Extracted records

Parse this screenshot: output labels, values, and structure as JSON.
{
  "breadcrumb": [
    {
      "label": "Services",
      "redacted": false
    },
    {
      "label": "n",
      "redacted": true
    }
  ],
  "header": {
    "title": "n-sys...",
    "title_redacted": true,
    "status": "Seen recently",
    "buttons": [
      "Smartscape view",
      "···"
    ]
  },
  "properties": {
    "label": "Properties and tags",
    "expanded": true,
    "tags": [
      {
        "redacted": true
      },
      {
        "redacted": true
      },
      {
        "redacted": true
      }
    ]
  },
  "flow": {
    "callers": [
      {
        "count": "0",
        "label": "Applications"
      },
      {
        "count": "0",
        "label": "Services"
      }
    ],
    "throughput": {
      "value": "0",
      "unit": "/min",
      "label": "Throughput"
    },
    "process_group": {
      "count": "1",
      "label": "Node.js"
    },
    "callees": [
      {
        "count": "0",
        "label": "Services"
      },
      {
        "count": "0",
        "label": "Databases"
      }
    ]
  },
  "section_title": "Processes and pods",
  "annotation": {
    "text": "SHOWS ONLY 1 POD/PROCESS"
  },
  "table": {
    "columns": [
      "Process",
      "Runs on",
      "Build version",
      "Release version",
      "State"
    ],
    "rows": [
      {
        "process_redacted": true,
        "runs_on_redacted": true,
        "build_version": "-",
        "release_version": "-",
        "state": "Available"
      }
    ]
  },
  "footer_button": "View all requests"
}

_EXERCISE_. Reproduce each record shown above without altering a single word.

_REPLY_.
Parse this screenshot: output labels, values, and structure as JSON.
{
  "breadcrumb": [
    {
      "label": "Services",
      "redacted": false
    },
    {
      "label": "n",
      "redacted": true
    }
  ],
  "header": {
    "title": "n-sys...",
    "title_redacted": true,
    "status": "Seen recently",
    "buttons": [
      "Smartscape view",
      "···"
    ]
  },
  "properties": {
    "label": "Properties and tags",
    "expanded": true,
    "tags": [
      {
        "redacted": true
      },
      {
        "redacted": true
      },
      {
        "redacted": true
      }
    ]
  },
  "flow": {
    "callers": [
      {
        "count": "0",
        "label": "Applications"
      },
      {
        "count": "0",
        "label": "Services"
      }
    ],
    "throughput": {
      "value": "0",
      "unit": "/min",
      "label": "Throughput"
    },
    "process_group": {
      "count": "1",
      "label": "Node.js"
    },
    "callees": [
      {
        "count": "0",
        "label": "Services"
      },
      {
        "count": "0",
        "label": "Databases"
      }
    ]
  },
  "section_title": "Processes and pods",
  "annotation": {
    "text": "SHOWS ONLY 1 POD/PROCESS"
  },
  "table": {
    "columns": [
      "Process",
      "Runs on",
      "Build version",
      "Release version",
      "State"
    ],
    "rows": [
      {
        "process_redacted": true,
        "runs_on_redacted": true,
        "build_version": "-",
        "release_version": "-",
        "state": "Available"
      }
    ]
  },
  "footer_button": "View all requests"
}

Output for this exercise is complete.